» Structured figure records:
####
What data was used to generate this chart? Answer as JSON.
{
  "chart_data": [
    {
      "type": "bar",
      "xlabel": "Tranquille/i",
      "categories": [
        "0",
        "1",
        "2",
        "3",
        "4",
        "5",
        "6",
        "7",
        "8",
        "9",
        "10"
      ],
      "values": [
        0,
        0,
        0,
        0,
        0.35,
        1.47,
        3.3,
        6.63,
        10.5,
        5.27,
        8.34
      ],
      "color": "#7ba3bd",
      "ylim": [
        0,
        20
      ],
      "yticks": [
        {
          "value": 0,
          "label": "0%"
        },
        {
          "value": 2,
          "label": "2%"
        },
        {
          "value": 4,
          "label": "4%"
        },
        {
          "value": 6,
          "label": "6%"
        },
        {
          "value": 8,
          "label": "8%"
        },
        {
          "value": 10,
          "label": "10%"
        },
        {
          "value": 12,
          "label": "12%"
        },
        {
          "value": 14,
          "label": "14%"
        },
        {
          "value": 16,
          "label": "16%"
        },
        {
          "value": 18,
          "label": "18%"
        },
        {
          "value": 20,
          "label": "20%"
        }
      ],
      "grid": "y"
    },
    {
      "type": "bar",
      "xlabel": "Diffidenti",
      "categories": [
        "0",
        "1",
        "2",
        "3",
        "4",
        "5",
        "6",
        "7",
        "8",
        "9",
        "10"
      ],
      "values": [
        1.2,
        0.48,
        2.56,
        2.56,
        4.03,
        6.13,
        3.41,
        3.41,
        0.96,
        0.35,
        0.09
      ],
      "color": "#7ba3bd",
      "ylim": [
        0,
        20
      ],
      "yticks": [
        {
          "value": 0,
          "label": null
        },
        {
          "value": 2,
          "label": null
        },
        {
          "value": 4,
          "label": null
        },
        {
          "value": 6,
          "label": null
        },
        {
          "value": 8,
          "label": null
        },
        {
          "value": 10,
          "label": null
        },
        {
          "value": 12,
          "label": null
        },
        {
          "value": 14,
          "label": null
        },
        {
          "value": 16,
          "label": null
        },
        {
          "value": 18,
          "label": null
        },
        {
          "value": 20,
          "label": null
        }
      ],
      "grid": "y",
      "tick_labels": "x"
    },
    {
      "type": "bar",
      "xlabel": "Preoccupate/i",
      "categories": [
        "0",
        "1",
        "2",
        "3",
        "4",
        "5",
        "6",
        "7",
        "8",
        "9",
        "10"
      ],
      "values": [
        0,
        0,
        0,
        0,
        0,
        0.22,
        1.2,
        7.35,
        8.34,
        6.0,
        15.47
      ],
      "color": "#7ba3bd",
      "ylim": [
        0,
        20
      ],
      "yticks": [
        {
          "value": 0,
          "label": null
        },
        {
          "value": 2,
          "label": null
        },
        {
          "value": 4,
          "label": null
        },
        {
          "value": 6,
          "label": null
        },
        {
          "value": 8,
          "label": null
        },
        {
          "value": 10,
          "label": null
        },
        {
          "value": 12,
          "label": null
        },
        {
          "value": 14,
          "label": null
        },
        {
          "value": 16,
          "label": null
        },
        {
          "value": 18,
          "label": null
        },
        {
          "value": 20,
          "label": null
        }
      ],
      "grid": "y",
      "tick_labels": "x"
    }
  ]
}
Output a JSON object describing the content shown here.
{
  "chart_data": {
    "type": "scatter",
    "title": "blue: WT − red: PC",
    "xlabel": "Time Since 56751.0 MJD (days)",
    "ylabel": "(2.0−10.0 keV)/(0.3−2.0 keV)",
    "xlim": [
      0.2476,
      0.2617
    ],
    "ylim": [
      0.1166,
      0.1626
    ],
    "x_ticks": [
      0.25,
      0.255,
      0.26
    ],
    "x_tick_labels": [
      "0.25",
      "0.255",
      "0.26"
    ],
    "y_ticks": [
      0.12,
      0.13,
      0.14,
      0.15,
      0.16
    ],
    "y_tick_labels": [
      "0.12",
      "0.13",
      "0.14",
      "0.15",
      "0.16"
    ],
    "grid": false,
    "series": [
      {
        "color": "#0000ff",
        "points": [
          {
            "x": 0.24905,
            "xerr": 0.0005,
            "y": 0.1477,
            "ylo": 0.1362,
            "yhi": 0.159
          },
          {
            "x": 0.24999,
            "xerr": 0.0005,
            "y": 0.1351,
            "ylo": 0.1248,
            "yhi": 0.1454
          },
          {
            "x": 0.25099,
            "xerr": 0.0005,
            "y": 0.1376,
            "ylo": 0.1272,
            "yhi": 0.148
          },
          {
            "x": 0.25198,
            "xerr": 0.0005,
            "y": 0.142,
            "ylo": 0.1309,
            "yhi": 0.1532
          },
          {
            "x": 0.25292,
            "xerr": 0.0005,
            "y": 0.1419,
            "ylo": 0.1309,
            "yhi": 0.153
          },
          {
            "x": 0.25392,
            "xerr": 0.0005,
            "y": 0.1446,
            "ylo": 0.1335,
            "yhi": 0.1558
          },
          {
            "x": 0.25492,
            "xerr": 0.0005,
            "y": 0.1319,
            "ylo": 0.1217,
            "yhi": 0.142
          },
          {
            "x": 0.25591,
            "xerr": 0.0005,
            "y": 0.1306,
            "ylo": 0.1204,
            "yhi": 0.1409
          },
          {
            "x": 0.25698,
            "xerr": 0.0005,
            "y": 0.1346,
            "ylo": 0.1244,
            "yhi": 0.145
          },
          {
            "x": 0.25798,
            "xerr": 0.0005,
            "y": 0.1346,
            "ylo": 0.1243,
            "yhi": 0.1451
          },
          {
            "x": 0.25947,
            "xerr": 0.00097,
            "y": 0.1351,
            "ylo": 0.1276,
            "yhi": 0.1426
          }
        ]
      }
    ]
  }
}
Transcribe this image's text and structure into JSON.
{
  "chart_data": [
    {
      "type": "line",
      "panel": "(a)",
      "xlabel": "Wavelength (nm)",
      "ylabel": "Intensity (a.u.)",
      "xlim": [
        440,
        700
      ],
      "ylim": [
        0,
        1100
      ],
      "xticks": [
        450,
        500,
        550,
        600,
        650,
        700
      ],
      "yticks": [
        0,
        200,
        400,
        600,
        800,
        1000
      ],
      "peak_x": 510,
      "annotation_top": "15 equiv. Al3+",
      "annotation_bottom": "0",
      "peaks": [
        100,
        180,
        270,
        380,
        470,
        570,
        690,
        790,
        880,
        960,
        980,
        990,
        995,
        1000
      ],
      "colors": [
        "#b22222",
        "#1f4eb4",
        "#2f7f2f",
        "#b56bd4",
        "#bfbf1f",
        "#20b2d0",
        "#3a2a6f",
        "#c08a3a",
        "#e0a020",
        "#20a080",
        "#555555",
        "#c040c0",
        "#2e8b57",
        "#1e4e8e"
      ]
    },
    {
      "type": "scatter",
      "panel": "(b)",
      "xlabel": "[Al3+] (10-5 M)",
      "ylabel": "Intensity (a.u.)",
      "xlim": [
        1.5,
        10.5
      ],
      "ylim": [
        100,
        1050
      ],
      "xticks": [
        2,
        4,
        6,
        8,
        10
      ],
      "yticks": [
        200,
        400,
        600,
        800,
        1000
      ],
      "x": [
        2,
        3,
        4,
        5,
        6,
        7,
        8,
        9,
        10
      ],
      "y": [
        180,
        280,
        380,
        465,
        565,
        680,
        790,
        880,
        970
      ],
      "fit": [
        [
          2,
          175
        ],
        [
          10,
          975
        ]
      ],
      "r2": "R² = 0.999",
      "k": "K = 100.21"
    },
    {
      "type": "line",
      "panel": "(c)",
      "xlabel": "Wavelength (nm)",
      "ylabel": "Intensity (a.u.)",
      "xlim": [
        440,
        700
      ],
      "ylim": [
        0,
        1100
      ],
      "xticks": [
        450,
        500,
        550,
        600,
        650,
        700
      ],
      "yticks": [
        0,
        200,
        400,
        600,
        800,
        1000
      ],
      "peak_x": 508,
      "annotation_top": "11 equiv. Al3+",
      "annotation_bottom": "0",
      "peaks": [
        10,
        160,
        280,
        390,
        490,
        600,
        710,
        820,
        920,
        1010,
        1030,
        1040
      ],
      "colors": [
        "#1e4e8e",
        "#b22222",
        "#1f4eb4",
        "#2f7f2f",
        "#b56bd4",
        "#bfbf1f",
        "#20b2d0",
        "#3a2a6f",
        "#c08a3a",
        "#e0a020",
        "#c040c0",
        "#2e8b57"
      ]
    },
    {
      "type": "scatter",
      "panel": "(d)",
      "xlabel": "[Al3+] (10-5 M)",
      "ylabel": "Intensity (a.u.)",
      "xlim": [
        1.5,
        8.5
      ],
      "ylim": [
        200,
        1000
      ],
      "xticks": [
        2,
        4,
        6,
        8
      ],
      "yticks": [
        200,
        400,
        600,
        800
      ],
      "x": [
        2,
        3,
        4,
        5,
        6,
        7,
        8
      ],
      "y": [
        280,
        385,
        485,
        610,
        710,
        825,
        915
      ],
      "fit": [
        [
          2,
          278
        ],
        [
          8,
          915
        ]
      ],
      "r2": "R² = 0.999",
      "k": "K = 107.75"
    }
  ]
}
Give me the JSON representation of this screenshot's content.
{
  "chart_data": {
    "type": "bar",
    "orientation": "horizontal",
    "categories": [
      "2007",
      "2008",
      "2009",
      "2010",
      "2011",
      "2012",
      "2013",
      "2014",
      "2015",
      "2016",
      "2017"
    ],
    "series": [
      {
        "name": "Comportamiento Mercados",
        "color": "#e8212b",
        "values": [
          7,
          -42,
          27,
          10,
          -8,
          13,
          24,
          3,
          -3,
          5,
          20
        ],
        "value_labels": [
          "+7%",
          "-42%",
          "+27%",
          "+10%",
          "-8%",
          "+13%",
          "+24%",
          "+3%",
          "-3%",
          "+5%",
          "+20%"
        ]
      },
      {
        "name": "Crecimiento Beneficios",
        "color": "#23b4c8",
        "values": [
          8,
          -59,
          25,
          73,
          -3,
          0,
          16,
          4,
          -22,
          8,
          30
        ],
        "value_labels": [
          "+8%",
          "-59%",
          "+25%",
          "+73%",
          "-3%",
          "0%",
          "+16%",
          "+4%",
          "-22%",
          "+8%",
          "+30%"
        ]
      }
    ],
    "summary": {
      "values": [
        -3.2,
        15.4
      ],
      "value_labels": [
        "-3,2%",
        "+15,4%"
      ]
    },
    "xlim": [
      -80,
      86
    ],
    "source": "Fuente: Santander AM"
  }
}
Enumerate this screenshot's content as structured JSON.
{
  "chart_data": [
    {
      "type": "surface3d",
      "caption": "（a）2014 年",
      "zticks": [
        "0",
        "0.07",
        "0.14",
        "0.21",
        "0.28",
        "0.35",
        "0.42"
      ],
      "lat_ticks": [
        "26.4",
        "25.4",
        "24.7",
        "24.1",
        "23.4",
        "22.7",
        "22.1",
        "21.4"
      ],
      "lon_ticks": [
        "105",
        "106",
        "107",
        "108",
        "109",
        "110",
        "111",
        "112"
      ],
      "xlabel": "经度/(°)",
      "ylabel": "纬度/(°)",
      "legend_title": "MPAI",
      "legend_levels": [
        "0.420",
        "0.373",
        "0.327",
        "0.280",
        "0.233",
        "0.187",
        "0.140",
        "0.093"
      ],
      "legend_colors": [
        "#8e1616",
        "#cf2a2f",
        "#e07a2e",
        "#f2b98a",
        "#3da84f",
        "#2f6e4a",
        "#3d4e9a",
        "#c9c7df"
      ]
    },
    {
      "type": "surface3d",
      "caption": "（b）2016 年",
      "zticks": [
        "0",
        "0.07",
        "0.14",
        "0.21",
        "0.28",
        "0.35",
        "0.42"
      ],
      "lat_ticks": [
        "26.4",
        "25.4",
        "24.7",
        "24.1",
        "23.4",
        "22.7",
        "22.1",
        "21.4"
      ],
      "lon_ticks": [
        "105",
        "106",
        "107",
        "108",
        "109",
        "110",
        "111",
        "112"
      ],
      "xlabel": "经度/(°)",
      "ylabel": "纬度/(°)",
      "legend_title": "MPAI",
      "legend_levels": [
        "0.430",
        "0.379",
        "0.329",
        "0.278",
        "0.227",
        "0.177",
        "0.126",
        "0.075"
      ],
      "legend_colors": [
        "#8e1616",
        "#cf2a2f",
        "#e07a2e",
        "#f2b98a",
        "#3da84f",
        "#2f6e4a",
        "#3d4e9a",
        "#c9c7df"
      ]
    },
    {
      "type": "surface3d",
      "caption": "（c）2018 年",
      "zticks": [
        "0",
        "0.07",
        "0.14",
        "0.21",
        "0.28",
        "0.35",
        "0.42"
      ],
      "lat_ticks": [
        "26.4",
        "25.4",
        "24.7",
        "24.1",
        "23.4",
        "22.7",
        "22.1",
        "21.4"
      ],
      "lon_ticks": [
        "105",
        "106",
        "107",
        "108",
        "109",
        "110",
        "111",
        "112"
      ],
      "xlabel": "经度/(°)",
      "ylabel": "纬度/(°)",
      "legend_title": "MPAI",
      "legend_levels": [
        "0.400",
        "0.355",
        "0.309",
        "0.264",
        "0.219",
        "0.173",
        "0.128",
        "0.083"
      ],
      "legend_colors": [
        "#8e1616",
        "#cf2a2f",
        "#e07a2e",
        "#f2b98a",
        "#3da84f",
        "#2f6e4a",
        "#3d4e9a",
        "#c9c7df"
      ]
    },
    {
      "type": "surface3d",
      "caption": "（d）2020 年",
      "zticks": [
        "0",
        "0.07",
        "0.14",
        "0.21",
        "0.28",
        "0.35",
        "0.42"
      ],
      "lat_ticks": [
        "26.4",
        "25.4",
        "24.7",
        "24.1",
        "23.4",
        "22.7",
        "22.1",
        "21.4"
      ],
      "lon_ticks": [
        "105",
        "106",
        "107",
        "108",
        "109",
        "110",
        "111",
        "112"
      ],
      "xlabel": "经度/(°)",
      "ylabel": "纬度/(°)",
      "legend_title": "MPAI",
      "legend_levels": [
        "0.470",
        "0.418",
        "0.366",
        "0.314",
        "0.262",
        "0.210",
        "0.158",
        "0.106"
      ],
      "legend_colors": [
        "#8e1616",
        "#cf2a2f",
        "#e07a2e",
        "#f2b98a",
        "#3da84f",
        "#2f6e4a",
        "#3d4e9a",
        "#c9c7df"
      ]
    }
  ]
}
####
» DIRECTIONS: Copy every line that contains the string "name".

» OUTPUT FOR THIS TASK:
        "name": "Comportamiento Mercados",
        "name": "Crecimiento Beneficios",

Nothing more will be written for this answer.